▶ **The request**: Read through the data and report every line in which the word "Parse" occurs.

▶ **Information shown**:

☆ ☆ ☆ ☆ ☆ ☆ ☆

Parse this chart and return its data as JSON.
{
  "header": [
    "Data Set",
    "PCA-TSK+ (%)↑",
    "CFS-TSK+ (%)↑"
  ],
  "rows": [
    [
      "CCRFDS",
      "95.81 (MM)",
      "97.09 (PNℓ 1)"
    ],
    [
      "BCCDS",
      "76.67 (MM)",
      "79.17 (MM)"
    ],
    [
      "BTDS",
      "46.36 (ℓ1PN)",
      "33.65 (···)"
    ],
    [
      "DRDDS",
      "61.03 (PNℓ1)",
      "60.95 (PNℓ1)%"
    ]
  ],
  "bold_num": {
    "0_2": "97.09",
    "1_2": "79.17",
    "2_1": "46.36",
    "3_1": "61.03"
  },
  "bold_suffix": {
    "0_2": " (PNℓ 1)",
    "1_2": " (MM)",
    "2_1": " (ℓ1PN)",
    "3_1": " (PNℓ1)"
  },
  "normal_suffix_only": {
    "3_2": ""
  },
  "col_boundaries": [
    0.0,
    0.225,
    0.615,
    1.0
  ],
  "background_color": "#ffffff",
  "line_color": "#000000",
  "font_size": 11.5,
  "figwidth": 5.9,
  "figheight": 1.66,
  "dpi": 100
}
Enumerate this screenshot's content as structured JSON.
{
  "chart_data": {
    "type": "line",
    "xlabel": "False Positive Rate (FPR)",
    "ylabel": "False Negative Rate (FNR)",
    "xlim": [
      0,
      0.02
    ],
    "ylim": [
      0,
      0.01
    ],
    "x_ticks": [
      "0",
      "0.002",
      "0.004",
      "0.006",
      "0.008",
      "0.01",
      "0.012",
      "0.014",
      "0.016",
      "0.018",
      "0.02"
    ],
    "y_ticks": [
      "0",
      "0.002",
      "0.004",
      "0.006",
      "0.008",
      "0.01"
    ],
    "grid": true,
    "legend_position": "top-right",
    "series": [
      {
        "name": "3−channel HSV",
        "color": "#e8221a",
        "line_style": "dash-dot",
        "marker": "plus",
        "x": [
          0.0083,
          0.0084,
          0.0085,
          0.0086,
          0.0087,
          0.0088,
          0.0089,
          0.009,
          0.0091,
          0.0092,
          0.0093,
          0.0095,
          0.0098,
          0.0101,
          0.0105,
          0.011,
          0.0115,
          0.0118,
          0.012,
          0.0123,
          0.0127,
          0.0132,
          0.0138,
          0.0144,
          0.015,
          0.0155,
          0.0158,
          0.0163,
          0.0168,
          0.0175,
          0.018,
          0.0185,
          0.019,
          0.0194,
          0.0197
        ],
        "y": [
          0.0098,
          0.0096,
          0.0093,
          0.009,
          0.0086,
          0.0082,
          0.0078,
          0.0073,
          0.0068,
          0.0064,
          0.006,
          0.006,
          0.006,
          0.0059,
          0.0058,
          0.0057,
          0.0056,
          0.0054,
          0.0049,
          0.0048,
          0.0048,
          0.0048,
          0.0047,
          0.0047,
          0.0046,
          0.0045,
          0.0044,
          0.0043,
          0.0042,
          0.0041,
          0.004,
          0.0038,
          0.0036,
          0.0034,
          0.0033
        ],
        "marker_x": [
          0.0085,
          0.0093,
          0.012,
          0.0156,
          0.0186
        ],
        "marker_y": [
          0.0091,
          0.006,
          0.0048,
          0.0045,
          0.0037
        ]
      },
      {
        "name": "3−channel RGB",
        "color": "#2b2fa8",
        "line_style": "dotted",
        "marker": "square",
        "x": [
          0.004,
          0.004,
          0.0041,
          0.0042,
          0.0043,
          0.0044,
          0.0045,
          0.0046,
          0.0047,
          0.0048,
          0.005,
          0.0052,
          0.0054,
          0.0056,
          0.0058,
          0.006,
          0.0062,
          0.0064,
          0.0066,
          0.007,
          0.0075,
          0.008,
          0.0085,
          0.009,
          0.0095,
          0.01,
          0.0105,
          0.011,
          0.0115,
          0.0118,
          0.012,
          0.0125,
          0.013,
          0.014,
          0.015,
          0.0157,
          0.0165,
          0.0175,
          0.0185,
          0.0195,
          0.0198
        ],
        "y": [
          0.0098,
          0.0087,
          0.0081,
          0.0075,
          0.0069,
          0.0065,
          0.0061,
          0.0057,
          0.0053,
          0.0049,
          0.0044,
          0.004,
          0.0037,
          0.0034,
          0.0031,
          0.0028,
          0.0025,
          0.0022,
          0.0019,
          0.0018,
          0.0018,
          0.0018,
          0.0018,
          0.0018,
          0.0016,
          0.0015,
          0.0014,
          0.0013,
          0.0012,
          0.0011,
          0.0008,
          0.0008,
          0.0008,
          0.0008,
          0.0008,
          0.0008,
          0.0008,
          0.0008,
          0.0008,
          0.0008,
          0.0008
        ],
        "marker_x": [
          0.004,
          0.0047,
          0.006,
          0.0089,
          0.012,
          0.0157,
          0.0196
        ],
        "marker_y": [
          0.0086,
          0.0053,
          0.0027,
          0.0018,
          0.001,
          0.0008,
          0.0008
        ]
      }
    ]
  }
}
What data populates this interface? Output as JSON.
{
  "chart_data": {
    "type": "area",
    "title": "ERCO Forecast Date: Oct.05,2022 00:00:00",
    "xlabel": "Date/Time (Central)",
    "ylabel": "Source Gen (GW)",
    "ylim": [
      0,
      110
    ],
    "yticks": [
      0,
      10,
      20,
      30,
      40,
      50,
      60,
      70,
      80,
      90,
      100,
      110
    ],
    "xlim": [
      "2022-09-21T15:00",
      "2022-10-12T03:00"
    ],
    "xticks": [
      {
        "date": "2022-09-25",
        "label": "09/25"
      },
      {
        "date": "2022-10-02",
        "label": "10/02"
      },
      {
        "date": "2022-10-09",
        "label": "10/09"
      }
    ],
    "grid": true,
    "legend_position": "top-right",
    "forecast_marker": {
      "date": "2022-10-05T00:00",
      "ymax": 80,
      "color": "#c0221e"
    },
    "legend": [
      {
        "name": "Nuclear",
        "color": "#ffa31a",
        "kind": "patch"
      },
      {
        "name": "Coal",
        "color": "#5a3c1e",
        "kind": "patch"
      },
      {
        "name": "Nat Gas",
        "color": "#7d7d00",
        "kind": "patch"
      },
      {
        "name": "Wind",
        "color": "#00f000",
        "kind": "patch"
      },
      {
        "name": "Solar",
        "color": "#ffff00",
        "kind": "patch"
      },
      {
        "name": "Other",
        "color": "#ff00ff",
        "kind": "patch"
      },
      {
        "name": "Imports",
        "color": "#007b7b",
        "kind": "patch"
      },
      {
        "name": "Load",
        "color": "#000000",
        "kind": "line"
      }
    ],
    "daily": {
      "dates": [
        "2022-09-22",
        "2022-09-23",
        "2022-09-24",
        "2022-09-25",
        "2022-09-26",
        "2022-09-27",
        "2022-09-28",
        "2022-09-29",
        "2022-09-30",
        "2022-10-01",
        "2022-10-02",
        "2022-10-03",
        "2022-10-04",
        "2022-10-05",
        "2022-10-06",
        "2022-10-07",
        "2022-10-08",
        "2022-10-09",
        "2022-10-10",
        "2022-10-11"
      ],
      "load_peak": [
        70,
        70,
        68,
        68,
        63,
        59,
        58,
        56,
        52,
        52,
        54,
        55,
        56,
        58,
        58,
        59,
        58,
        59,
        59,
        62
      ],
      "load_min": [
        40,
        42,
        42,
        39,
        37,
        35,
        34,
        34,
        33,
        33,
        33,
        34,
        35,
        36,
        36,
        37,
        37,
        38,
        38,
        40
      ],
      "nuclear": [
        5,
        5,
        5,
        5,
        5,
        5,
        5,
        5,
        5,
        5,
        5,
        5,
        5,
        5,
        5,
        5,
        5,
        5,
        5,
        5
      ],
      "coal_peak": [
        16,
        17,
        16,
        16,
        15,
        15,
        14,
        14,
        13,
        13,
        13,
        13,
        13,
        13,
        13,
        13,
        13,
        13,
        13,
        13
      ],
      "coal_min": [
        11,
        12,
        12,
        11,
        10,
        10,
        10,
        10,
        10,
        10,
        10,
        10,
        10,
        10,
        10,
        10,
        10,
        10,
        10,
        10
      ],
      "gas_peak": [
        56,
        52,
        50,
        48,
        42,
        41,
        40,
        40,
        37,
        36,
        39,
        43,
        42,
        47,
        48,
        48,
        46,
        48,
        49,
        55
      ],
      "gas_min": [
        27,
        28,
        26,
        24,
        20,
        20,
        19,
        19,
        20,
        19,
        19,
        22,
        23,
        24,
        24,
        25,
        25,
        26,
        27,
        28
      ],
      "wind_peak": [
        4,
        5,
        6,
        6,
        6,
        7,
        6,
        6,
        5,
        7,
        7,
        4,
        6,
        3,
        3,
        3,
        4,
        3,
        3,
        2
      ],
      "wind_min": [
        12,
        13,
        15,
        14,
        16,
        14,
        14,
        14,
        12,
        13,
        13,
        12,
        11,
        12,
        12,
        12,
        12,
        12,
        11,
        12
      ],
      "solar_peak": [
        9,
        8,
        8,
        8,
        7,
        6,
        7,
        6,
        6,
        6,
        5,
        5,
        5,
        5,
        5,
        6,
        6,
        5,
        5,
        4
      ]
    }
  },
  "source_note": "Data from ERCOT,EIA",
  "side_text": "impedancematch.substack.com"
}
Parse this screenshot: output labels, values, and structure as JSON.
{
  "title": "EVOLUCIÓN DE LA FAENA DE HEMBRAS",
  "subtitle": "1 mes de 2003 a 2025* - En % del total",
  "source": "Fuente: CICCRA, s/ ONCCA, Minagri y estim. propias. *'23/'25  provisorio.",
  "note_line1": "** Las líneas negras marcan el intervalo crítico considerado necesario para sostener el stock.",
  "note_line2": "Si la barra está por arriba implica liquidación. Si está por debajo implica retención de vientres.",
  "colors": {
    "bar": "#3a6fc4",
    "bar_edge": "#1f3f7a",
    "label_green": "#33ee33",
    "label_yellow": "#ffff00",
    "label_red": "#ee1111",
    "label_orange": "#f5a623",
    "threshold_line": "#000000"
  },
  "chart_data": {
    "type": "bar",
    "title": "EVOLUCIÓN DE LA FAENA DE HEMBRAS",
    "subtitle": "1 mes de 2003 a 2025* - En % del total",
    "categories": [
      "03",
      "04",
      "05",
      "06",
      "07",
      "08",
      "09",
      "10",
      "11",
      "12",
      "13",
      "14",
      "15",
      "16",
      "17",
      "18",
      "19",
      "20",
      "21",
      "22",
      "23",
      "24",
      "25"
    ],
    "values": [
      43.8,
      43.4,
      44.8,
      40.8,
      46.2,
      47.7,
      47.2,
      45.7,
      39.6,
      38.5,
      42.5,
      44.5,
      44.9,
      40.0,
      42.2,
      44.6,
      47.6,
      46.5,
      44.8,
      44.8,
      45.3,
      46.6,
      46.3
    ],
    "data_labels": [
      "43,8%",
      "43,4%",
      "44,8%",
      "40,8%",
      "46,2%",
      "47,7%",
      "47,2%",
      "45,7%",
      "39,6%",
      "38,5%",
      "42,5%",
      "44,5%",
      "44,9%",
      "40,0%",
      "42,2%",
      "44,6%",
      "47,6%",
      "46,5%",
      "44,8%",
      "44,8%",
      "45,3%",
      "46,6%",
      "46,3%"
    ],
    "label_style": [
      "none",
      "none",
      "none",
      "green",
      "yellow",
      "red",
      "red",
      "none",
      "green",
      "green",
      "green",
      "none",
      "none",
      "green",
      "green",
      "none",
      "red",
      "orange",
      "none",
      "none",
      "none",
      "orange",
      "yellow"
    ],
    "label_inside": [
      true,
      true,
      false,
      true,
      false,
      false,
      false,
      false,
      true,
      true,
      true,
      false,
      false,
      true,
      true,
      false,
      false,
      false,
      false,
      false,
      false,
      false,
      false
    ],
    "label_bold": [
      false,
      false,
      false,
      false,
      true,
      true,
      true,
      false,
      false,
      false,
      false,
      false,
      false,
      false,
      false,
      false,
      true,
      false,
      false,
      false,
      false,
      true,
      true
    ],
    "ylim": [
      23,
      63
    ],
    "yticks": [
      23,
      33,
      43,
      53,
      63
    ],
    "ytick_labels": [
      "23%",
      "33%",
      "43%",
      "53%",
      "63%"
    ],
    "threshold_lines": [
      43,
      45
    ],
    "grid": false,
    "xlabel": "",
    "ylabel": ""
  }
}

☆ ☆ ☆ ☆ ☆ ☆ ☆

▶ **Worked answer**:
Parse this chart and return its data as JSON.
Parse this screenshot: output labels, values, and structure as JSON.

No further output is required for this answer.